(Work to do):
Copy every line with the string "Lambin" in it.

(Dataset):
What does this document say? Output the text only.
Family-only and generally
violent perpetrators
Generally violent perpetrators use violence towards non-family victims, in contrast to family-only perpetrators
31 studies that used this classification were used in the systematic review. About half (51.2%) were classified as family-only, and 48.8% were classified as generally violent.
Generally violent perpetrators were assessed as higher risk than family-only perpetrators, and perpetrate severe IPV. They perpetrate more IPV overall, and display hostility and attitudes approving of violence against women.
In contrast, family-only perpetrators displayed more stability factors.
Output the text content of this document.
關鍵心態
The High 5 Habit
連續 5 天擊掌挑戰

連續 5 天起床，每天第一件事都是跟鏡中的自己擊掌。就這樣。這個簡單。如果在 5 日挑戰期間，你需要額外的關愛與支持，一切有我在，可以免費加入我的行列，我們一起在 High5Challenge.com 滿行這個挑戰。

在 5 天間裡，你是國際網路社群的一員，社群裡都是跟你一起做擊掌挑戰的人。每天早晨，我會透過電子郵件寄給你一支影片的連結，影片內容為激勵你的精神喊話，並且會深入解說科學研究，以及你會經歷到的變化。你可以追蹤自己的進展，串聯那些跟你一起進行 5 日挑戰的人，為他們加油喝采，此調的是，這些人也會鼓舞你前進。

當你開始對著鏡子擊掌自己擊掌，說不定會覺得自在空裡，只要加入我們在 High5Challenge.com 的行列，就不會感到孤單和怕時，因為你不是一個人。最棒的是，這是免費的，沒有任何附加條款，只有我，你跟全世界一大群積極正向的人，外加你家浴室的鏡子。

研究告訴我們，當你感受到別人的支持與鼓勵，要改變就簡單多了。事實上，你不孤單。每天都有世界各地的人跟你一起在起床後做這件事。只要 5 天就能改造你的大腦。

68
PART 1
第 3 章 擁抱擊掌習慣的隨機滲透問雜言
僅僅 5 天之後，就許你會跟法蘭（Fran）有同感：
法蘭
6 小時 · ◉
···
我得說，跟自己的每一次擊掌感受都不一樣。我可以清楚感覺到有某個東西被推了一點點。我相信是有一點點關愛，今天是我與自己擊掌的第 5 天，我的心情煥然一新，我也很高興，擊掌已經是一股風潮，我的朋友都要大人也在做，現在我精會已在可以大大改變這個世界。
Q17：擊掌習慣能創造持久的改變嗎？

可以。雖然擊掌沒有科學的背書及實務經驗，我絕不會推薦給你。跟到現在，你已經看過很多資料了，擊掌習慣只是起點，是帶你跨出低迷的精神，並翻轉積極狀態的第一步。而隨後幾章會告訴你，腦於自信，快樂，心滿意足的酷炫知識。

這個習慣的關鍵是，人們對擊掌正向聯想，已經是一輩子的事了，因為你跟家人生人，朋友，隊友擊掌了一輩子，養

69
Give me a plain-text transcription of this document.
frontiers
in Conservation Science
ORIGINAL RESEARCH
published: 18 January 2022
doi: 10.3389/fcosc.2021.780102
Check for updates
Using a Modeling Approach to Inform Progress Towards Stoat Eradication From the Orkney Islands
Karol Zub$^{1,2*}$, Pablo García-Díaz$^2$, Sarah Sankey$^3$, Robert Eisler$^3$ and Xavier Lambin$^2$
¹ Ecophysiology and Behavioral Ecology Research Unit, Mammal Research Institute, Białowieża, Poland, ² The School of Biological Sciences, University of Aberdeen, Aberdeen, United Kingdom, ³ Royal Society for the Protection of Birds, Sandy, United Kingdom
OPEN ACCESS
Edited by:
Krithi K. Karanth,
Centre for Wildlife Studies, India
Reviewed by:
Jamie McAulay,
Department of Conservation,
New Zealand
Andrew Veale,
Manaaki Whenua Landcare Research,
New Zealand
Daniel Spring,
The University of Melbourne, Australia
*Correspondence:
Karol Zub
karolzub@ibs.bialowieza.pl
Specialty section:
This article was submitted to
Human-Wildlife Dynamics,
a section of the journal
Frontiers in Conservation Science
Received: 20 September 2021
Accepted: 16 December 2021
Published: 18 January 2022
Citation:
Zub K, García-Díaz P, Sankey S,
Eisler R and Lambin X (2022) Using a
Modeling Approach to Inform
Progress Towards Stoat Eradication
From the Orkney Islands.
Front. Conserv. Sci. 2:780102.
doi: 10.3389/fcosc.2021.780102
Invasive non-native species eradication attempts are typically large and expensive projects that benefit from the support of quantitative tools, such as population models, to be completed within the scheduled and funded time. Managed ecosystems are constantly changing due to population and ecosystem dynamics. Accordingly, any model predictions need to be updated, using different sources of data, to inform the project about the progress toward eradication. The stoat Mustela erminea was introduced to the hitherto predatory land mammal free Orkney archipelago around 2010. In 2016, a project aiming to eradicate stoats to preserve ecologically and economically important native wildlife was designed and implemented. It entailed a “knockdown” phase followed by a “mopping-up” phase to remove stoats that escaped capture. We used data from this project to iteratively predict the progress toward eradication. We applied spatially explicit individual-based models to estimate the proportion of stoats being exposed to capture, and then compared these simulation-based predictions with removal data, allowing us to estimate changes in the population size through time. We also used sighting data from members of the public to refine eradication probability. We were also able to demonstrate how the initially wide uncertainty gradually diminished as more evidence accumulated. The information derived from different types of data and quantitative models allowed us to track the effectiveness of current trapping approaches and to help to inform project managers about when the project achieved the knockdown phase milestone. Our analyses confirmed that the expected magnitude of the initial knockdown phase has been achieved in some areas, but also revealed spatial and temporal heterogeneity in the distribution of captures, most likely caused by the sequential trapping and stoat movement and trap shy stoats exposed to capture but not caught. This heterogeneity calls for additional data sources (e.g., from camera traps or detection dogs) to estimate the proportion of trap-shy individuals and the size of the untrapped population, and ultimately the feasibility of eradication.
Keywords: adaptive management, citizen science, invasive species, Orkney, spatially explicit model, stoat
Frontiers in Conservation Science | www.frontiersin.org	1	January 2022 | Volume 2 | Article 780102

(Exercise solution):
Karol Zub$^{1,2*}$, Pablo García-Díaz$^2$, Sarah Sankey$^3$, Robert Eisler$^3$ and Xavier Lambin$^2$
Eisler R and Lambin X (2022) Using a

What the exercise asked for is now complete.